▶ GOAL
Gather every line holding the string "heading".

▶ DATA SUPPLIED
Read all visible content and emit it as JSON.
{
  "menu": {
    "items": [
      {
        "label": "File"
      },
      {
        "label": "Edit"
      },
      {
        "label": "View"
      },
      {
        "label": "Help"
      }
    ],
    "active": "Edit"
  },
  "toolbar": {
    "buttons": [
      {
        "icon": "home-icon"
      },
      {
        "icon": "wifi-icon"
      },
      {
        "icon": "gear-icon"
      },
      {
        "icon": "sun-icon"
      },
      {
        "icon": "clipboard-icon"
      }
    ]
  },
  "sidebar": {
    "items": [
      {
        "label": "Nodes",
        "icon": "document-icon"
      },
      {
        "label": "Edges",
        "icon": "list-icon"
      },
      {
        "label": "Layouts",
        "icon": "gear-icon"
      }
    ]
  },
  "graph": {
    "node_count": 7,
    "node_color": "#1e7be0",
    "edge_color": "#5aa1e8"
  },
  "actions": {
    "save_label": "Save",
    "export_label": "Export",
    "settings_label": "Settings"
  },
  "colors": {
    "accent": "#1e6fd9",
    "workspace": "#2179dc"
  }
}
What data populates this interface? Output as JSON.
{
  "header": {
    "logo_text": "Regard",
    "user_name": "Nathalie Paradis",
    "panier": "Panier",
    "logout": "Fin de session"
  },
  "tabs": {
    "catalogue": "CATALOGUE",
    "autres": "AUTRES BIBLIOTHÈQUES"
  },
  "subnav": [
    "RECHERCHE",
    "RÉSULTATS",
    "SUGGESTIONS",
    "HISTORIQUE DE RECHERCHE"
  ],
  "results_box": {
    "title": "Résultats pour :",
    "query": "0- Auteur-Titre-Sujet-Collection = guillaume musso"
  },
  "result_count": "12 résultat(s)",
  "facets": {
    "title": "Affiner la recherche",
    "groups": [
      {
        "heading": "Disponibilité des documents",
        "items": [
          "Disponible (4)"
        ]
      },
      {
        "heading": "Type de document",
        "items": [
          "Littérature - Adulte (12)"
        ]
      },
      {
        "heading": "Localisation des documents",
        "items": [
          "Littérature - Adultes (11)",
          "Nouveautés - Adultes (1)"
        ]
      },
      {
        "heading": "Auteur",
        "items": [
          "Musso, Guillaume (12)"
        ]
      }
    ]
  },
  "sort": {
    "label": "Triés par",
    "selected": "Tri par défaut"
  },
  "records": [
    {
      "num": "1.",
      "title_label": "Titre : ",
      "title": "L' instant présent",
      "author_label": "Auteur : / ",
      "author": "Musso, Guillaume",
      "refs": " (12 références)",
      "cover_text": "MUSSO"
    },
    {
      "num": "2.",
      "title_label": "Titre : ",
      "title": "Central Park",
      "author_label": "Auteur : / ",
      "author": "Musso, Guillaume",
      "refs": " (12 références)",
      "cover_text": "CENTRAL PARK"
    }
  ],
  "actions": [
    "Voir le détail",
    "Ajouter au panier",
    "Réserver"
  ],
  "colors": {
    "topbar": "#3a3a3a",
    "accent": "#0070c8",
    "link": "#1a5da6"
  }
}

▶ RESPONSE BELOW
        "heading": "Disponibilité des documents",
        "heading": "Type de document",
        "heading": "Localisation des documents",
        "heading": "Auteur",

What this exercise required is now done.